WHAT TO PRODUCE:
Narrow the data below down to the lines containing "ساختمانی".

※ ※ ※

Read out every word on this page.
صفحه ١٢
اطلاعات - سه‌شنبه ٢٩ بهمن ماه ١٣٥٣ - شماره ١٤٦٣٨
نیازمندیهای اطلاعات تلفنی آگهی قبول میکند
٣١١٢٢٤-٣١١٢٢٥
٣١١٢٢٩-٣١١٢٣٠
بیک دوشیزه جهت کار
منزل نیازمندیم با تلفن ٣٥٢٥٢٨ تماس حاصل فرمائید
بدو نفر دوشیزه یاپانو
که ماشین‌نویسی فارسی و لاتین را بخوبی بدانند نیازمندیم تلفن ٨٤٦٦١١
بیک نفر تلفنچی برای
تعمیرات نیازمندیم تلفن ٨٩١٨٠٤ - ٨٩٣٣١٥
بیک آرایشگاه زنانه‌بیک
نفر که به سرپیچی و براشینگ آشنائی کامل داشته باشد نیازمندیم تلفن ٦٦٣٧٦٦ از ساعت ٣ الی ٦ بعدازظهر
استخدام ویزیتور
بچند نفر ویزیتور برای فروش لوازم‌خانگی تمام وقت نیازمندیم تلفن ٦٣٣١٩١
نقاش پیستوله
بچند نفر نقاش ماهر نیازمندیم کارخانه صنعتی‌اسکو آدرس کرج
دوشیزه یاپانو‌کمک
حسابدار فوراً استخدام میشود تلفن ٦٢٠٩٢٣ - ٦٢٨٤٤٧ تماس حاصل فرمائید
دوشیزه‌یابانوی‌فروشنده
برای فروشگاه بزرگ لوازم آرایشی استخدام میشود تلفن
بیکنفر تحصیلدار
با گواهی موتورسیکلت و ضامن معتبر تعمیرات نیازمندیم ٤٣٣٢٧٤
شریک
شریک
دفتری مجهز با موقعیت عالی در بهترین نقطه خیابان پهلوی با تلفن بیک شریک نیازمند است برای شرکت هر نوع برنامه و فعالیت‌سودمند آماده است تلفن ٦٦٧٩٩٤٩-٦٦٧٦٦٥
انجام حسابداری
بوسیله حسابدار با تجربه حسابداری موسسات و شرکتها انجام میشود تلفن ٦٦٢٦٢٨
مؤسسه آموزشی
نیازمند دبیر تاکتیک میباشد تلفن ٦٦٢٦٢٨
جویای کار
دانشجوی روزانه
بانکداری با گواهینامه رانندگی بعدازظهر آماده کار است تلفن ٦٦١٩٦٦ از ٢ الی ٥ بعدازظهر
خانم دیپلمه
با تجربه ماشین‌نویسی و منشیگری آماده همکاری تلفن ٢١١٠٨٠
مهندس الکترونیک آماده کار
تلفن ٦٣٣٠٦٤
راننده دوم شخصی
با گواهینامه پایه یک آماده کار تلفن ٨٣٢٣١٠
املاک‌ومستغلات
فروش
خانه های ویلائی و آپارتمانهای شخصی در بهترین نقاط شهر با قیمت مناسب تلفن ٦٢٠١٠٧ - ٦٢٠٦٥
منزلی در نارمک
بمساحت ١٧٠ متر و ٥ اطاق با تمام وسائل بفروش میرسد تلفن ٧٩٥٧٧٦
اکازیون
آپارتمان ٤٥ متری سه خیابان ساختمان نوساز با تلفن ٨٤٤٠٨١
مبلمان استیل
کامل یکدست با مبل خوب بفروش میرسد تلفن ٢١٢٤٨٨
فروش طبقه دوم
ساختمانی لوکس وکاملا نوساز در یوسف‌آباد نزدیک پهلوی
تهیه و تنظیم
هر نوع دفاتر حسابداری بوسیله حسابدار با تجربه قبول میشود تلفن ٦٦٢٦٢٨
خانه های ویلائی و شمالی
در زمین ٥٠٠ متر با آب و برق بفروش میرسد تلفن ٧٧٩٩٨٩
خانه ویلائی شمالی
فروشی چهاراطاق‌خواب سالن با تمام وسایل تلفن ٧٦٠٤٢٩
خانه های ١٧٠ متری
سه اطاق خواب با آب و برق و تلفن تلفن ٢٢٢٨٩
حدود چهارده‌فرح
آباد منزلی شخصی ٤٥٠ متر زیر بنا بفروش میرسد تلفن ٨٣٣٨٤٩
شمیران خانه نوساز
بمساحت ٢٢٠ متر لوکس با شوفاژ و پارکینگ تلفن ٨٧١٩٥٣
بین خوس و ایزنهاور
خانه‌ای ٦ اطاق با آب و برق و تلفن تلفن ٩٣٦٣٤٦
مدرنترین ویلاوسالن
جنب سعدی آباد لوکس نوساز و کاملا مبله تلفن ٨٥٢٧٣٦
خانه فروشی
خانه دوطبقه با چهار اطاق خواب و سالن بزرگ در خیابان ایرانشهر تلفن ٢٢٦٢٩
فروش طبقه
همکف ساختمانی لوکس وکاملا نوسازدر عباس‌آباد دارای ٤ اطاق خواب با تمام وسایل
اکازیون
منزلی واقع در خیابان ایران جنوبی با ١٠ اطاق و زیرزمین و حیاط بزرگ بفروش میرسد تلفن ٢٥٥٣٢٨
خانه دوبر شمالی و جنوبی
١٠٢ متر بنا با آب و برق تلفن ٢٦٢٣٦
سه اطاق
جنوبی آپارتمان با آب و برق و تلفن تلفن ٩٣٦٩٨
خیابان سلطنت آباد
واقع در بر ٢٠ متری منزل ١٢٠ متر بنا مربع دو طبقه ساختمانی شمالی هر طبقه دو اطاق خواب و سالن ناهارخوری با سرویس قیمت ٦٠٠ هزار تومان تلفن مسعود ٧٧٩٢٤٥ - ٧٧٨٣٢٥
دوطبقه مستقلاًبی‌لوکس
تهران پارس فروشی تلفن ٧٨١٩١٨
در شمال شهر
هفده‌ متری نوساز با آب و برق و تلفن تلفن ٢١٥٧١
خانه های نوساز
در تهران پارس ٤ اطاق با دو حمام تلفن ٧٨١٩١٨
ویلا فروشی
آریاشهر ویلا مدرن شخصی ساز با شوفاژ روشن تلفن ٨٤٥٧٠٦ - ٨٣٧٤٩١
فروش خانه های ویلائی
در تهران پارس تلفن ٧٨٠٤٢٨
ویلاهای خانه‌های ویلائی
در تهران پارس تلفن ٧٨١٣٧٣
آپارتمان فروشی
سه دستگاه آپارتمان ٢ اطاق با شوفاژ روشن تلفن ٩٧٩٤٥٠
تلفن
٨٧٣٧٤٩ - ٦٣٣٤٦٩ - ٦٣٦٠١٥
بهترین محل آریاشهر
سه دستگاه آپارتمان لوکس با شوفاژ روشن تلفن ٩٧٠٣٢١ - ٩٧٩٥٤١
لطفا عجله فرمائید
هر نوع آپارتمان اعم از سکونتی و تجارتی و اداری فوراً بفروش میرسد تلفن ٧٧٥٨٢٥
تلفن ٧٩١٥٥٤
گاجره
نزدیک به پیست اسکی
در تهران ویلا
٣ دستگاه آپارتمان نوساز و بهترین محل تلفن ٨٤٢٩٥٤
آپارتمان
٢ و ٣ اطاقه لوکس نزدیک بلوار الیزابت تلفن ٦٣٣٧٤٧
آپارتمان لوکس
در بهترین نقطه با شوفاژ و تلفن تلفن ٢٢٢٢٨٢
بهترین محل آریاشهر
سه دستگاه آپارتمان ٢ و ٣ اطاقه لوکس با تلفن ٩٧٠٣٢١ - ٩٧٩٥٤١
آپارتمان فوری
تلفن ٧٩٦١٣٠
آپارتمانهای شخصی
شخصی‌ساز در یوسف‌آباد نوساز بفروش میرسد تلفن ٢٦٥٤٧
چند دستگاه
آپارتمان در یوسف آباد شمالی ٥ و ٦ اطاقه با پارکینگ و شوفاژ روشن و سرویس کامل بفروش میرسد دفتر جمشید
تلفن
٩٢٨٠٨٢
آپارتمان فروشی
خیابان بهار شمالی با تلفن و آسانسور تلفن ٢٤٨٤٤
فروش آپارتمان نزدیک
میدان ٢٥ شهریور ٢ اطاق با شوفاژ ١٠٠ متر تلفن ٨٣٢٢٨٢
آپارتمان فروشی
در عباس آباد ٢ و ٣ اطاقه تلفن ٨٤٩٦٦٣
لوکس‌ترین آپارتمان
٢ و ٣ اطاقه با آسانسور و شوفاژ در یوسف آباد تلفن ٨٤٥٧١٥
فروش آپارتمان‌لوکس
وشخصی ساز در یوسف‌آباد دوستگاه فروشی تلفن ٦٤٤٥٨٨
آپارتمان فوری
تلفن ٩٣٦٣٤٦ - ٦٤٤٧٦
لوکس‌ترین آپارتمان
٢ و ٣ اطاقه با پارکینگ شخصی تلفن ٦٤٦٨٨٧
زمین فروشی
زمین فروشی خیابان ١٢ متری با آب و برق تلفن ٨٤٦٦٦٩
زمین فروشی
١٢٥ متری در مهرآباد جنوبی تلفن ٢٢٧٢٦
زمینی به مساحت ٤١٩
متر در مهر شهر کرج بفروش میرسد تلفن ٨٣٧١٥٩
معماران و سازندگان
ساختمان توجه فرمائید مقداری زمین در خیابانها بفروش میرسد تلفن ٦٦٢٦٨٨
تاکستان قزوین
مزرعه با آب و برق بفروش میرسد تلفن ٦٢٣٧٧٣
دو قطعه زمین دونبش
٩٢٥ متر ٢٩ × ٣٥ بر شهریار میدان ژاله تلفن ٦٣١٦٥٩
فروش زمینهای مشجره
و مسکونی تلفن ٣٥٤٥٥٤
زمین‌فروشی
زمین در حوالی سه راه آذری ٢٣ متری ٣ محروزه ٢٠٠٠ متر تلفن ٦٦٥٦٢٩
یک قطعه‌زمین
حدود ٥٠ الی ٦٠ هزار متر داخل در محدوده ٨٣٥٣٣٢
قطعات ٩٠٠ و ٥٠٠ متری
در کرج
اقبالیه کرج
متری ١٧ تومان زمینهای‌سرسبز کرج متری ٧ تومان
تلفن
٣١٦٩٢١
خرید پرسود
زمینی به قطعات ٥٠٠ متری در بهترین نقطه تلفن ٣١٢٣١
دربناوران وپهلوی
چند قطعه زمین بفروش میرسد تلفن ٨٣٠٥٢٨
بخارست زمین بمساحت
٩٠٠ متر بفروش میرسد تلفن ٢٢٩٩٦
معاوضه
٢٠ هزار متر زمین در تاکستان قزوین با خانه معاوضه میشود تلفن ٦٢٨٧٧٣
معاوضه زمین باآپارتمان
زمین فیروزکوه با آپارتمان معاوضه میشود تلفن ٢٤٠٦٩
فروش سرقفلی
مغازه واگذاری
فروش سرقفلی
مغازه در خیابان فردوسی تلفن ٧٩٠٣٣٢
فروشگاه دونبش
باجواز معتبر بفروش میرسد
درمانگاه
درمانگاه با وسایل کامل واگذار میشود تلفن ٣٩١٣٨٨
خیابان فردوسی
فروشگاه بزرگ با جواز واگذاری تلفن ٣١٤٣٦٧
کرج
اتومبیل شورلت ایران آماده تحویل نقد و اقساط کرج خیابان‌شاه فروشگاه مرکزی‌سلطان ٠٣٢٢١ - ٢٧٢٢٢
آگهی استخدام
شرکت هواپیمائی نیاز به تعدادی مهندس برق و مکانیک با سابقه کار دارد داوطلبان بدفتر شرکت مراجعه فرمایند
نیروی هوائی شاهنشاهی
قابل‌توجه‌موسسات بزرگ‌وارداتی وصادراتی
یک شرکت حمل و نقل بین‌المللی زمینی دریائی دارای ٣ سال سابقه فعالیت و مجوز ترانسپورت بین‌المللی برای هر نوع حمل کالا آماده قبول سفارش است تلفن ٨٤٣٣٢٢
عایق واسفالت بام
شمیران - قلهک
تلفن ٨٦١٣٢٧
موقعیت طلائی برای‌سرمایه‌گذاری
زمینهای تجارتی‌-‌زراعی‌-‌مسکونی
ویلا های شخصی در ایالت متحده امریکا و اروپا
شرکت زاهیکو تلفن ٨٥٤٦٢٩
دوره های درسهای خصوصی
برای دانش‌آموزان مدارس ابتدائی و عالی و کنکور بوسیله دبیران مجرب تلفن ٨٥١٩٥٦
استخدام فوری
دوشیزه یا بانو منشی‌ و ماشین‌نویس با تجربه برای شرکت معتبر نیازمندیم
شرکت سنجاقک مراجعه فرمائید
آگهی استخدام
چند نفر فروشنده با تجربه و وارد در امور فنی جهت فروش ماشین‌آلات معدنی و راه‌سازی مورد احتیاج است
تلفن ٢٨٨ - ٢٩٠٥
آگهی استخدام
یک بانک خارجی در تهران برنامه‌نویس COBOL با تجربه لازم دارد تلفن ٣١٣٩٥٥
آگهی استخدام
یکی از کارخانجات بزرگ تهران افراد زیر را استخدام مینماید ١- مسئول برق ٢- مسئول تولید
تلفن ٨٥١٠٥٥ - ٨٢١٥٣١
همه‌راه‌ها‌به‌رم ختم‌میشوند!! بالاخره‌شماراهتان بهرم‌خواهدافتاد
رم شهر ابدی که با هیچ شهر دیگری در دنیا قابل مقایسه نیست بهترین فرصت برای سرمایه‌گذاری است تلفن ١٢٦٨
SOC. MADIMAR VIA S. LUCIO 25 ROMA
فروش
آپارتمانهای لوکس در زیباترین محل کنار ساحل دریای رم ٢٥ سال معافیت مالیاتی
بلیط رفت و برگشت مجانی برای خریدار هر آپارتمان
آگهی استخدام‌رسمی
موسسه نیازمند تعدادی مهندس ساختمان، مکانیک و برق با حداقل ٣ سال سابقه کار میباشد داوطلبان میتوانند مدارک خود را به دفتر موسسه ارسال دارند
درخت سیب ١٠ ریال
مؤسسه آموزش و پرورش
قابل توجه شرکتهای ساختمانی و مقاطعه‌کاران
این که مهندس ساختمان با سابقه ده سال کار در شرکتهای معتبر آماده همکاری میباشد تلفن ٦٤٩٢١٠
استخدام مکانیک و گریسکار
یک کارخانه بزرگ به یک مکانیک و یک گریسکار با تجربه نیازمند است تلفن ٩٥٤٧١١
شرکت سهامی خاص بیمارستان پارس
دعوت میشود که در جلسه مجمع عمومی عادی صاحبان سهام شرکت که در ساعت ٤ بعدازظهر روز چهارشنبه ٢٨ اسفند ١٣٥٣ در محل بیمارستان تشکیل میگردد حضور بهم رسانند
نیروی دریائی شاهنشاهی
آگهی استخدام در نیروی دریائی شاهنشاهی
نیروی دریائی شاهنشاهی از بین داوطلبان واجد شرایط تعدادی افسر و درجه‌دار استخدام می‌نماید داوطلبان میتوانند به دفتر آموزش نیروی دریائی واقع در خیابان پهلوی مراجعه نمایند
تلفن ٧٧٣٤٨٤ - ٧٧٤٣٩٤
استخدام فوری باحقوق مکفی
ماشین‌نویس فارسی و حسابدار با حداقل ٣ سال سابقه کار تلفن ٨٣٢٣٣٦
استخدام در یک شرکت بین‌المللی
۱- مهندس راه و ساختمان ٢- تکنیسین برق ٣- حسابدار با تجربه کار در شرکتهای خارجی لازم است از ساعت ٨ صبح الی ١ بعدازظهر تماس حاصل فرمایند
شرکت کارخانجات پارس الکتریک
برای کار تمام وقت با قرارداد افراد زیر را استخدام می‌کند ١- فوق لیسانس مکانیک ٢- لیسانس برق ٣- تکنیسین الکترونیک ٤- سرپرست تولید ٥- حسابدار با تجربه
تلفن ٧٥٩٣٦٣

※ ※ ※

ANSWER FOR THE TASK:
ساختمانی لوکس وکاملا نوساز در یوسف‌آباد نزدیک پهلوی
همکف ساختمانی لوکس وکاملا نوسازدر عباس‌آباد دارای ٤ اطاق خواب با تمام وسایل
واقع در بر ٢٠ متری منزل ١٢٠ متر بنا مربع دو طبقه ساختمانی شمالی هر طبقه دو اطاق خواب و سالن ناهارخوری با سرویس قیمت ٦٠٠ هزار تومان تلفن مسعود ٧٧٩٢٤٥ - ٧٧٨٣٢٥
قابل توجه شرکتهای ساختمانی و مقاطعه‌کاران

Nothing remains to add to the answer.